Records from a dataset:

══════════════════════════════

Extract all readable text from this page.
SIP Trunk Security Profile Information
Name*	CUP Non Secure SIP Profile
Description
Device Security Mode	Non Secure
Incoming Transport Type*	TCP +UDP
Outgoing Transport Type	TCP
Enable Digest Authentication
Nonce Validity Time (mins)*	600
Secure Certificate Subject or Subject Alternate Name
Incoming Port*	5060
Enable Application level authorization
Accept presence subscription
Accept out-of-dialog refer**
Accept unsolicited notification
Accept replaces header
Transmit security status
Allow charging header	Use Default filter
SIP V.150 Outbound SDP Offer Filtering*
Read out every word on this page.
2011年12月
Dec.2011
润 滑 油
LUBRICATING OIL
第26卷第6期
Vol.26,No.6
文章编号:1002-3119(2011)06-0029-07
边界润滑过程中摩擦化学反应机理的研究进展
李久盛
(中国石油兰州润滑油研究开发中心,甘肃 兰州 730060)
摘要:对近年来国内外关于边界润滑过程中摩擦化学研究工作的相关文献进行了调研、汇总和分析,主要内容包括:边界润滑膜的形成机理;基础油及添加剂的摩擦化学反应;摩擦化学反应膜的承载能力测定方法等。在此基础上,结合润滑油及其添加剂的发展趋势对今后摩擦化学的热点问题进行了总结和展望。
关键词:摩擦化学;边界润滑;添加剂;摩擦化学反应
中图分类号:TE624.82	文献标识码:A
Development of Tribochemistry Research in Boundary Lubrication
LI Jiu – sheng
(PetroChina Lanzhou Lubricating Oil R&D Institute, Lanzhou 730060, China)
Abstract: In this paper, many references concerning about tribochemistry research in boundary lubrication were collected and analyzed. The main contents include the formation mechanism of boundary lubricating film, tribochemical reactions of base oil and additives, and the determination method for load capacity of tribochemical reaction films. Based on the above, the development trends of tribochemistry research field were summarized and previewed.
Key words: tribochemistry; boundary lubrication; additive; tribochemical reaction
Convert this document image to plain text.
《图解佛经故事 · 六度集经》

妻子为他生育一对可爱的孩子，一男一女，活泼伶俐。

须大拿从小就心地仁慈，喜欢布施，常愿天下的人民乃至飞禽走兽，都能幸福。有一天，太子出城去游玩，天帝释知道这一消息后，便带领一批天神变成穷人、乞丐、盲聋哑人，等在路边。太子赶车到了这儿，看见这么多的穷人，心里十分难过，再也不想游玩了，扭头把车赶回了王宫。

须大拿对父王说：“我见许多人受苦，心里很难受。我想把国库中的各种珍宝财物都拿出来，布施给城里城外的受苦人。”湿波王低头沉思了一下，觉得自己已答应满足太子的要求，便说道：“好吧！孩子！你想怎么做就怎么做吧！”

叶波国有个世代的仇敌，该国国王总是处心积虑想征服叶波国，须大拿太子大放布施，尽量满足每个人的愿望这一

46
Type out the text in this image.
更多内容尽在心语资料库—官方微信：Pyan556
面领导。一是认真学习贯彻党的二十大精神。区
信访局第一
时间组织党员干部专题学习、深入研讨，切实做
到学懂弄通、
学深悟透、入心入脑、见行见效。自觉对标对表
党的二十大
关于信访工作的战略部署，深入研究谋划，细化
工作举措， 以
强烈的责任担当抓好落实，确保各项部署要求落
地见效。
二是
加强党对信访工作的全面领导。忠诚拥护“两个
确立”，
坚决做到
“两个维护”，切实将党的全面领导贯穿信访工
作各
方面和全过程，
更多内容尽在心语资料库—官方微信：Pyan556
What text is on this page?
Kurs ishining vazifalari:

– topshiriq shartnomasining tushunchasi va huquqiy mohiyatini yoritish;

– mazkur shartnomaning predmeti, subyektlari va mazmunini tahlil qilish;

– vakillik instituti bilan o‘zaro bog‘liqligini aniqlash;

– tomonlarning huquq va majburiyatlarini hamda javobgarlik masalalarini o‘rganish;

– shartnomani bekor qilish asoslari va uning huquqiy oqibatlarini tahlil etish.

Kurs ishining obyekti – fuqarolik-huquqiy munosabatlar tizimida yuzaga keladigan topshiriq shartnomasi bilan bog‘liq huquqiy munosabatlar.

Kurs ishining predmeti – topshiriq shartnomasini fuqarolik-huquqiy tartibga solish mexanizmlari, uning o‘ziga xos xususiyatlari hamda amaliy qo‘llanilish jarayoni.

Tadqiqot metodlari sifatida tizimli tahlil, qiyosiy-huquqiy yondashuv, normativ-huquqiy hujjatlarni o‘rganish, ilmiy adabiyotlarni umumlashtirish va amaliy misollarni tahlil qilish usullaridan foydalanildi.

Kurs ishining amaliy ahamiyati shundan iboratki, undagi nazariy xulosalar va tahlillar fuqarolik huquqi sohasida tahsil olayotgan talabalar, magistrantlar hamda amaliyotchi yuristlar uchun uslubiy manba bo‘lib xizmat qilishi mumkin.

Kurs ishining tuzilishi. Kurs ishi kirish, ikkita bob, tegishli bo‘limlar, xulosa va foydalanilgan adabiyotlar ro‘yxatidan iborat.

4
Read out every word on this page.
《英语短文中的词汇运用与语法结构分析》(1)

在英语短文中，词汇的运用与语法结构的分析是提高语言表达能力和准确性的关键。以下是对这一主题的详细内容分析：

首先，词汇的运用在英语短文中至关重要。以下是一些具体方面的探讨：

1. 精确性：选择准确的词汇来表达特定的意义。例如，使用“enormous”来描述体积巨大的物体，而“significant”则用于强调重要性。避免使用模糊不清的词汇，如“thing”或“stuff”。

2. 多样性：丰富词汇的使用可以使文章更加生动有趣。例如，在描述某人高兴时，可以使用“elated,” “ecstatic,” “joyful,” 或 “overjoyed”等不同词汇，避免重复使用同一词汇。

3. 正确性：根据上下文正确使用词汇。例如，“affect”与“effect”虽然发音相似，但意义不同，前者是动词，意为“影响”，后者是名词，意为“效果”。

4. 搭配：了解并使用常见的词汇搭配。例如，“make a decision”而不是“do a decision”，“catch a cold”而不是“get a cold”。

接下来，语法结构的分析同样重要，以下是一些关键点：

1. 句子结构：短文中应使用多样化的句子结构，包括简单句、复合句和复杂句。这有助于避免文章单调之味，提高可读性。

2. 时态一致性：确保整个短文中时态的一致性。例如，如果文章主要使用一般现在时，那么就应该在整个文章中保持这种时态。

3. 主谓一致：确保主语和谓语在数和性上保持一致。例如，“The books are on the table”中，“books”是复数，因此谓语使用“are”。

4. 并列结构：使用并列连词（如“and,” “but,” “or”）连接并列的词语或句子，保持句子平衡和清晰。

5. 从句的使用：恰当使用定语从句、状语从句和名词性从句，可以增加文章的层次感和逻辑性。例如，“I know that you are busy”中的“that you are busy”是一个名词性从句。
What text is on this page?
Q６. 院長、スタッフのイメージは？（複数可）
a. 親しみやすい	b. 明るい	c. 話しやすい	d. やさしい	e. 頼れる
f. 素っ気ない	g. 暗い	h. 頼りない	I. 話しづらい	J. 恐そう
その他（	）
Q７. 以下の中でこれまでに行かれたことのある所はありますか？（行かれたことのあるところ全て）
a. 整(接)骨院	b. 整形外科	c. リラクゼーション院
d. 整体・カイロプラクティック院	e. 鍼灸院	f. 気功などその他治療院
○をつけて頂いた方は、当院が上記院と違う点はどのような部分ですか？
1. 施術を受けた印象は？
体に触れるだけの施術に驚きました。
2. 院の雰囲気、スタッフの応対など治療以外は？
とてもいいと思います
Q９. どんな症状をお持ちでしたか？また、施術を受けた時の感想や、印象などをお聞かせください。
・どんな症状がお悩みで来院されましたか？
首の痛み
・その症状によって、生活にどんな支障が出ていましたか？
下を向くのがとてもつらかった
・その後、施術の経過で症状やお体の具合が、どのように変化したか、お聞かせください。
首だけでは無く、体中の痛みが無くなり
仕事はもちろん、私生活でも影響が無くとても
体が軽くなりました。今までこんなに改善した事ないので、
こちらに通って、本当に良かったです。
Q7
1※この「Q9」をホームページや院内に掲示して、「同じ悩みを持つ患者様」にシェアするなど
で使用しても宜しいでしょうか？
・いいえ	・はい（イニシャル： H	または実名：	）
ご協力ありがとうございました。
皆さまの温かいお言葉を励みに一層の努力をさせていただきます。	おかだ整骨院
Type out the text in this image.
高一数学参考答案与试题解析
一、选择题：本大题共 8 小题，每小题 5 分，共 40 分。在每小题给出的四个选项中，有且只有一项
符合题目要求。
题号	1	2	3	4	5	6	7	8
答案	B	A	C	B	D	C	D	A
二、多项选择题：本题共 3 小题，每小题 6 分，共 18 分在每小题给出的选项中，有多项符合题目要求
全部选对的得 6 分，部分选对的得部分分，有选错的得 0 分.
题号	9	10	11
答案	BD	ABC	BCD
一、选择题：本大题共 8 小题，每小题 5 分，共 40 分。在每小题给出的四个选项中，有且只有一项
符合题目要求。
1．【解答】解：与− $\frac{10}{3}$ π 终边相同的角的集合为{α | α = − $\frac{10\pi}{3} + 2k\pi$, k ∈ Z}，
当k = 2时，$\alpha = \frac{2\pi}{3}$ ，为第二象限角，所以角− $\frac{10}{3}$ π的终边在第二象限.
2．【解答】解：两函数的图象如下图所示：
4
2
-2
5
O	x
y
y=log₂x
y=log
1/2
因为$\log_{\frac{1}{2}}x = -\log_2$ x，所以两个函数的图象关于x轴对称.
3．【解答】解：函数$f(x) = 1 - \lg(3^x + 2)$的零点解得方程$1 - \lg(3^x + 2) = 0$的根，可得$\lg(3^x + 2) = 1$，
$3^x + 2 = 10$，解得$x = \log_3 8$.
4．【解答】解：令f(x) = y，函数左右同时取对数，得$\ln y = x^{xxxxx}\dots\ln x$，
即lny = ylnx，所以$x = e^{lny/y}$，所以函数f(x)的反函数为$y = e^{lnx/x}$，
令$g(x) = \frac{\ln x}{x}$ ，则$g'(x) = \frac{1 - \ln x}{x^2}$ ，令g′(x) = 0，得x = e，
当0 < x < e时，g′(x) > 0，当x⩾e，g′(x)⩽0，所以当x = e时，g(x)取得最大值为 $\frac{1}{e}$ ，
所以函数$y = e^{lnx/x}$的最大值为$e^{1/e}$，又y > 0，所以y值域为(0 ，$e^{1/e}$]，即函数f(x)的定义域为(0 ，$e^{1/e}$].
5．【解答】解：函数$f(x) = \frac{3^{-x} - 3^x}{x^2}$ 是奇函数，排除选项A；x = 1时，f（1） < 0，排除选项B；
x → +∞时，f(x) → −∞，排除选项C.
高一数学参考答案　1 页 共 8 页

══════════════════════════════

| THE REQUEST |
Find every line that has "tribochemical" in it, then return those lines.

| THE REPLY |
Abstract: In this paper, many references concerning about tribochemistry research in boundary lubrication were collected and analyzed. The main contents include the formation mechanism of boundary lubricating film, tribochemical reactions of base oil and additives, and the determination method for load capacity of tribochemical reaction films. Based on the above, the development trends of tribochemistry research field were summarized and previewed.
Key words: tribochemistry; boundary lubrication; additive; tribochemical reaction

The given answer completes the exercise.